> [Exercise data]:
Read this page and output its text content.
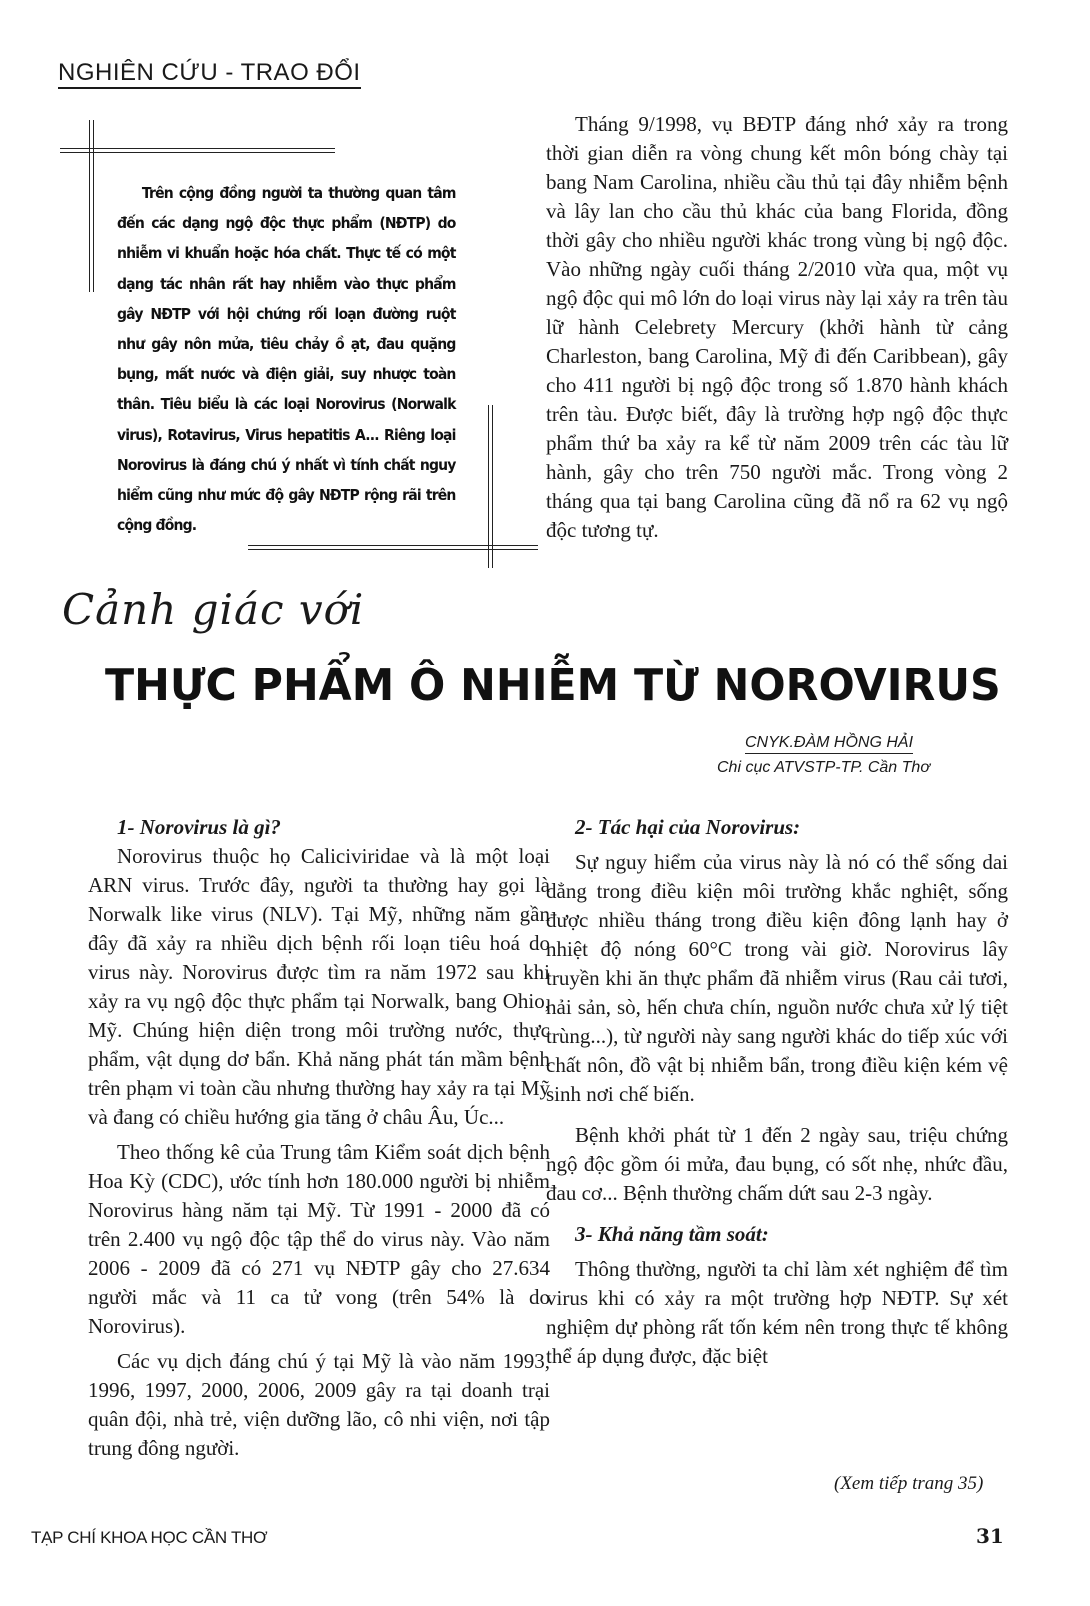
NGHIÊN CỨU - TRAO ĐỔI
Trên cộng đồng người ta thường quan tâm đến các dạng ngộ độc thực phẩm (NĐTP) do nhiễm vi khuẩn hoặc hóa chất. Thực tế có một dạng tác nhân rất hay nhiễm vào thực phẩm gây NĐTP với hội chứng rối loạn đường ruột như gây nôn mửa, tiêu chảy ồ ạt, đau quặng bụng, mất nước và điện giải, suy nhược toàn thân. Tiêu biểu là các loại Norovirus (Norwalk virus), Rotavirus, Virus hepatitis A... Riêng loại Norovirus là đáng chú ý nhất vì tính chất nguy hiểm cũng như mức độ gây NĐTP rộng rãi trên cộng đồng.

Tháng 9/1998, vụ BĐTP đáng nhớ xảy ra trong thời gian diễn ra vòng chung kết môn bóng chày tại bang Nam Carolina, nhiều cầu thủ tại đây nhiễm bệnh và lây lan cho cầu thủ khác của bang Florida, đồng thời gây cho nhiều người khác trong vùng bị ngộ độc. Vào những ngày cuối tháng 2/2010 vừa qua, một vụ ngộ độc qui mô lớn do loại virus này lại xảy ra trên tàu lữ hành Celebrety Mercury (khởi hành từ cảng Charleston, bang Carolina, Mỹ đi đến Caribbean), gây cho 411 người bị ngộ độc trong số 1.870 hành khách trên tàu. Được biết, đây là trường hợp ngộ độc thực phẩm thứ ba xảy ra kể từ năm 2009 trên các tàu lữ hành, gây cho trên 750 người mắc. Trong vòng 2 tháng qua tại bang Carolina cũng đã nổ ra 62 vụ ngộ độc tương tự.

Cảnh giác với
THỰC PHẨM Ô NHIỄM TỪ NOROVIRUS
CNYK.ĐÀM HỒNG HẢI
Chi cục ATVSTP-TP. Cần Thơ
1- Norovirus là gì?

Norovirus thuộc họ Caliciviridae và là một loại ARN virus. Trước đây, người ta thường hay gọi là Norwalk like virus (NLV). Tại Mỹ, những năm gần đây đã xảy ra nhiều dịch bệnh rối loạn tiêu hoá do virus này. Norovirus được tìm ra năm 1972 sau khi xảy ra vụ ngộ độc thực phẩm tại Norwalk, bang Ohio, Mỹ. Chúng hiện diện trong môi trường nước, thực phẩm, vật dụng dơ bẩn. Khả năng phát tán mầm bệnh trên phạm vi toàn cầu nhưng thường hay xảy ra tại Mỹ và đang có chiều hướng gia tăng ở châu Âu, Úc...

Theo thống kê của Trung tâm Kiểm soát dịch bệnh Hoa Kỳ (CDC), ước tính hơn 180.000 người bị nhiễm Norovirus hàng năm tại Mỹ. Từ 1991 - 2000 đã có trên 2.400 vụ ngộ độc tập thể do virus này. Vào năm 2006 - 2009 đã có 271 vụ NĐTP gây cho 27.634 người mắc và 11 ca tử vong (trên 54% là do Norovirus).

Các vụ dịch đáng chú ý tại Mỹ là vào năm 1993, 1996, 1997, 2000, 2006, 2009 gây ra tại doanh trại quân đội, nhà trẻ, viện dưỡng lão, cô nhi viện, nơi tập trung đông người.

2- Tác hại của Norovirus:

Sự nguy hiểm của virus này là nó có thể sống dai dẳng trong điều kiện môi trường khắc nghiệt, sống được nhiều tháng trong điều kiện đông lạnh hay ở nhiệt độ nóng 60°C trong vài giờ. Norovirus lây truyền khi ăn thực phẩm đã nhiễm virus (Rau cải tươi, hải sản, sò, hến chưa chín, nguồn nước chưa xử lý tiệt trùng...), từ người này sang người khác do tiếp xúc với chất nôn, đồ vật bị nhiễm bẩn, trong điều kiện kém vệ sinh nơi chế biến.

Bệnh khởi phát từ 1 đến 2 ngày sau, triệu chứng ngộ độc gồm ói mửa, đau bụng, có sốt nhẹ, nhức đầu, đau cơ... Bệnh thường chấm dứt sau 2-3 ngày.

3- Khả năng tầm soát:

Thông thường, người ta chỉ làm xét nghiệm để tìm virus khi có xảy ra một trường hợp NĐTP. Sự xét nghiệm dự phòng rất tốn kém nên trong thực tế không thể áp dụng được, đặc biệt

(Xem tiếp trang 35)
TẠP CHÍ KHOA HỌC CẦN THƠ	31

> [Exercise]: Retype all the data exactly; skip the pictures.

> [Response box]:
Read this page and output its text content.
NGHIÊN CỨU - TRAO ĐỔI
Trên cộng đồng người ta thường quan tâm đến các dạng ngộ độc thực phẩm (NĐTP) do nhiễm vi khuẩn hoặc hóa chất. Thực tế có một dạng tác nhân rất hay nhiễm vào thực phẩm gây NĐTP với hội chứng rối loạn đường ruột như gây nôn mửa, tiêu chảy ồ ạt, đau quặng bụng, mất nước và điện giải, suy nhược toàn thân. Tiêu biểu là các loại Norovirus (Norwalk virus), Rotavirus, Virus hepatitis A... Riêng loại Norovirus là đáng chú ý nhất vì tính chất nguy hiểm cũng như mức độ gây NĐTP rộng rãi trên cộng đồng.

Tháng 9/1998, vụ BĐTP đáng nhớ xảy ra trong thời gian diễn ra vòng chung kết môn bóng chày tại bang Nam Carolina, nhiều cầu thủ tại đây nhiễm bệnh và lây lan cho cầu thủ khác của bang Florida, đồng thời gây cho nhiều người khác trong vùng bị ngộ độc. Vào những ngày cuối tháng 2/2010 vừa qua, một vụ ngộ độc qui mô lớn do loại virus này lại xảy ra trên tàu lữ hành Celebrety Mercury (khởi hành từ cảng Charleston, bang Carolina, Mỹ đi đến Caribbean), gây cho 411 người bị ngộ độc trong số 1.870 hành khách trên tàu. Được biết, đây là trường hợp ngộ độc thực phẩm thứ ba xảy ra kể từ năm 2009 trên các tàu lữ hành, gây cho trên 750 người mắc. Trong vòng 2 tháng qua tại bang Carolina cũng đã nổ ra 62 vụ ngộ độc tương tự.

Cảnh giác với
THỰC PHẨM Ô NHIỄM TỪ NOROVIRUS
CNYK.ĐÀM HỒNG HẢI
Chi cục ATVSTP-TP. Cần Thơ
1- Norovirus là gì?

Norovirus thuộc họ Caliciviridae và là một loại ARN virus. Trước đây, người ta thường hay gọi là Norwalk like virus (NLV). Tại Mỹ, những năm gần đây đã xảy ra nhiều dịch bệnh rối loạn tiêu hoá do virus này. Norovirus được tìm ra năm 1972 sau khi xảy ra vụ ngộ độc thực phẩm tại Norwalk, bang Ohio, Mỹ. Chúng hiện diện trong môi trường nước, thực phẩm, vật dụng dơ bẩn. Khả năng phát tán mầm bệnh trên phạm vi toàn cầu nhưng thường hay xảy ra tại Mỹ và đang có chiều hướng gia tăng ở châu Âu, Úc...

Theo thống kê của Trung tâm Kiểm soát dịch bệnh Hoa Kỳ (CDC), ước tính hơn 180.000 người bị nhiễm Norovirus hàng năm tại Mỹ. Từ 1991 - 2000 đã có trên 2.400 vụ ngộ độc tập thể do virus này. Vào năm 2006 - 2009 đã có 271 vụ NĐTP gây cho 27.634 người mắc và 11 ca tử vong (trên 54% là do Norovirus).

Các vụ dịch đáng chú ý tại Mỹ là vào năm 1993, 1996, 1997, 2000, 2006, 2009 gây ra tại doanh trại quân đội, nhà trẻ, viện dưỡng lão, cô nhi viện, nơi tập trung đông người.

2- Tác hại của Norovirus:

Sự nguy hiểm của virus này là nó có thể sống dai dẳng trong điều kiện môi trường khắc nghiệt, sống được nhiều tháng trong điều kiện đông lạnh hay ở nhiệt độ nóng 60°C trong vài giờ. Norovirus lây truyền khi ăn thực phẩm đã nhiễm virus (Rau cải tươi, hải sản, sò, hến chưa chín, nguồn nước chưa xử lý tiệt trùng...), từ người này sang người khác do tiếp xúc với chất nôn, đồ vật bị nhiễm bẩn, trong điều kiện kém vệ sinh nơi chế biến.

Bệnh khởi phát từ 1 đến 2 ngày sau, triệu chứng ngộ độc gồm ói mửa, đau bụng, có sốt nhẹ, nhức đầu, đau cơ... Bệnh thường chấm dứt sau 2-3 ngày.

3- Khả năng tầm soát:

Thông thường, người ta chỉ làm xét nghiệm để tìm virus khi có xảy ra một trường hợp NĐTP. Sự xét nghiệm dự phòng rất tốn kém nên trong thực tế không thể áp dụng được, đặc biệt

(Xem tiếp trang 35)
TẠP CHÍ KHOA HỌC CẦN THƠ	31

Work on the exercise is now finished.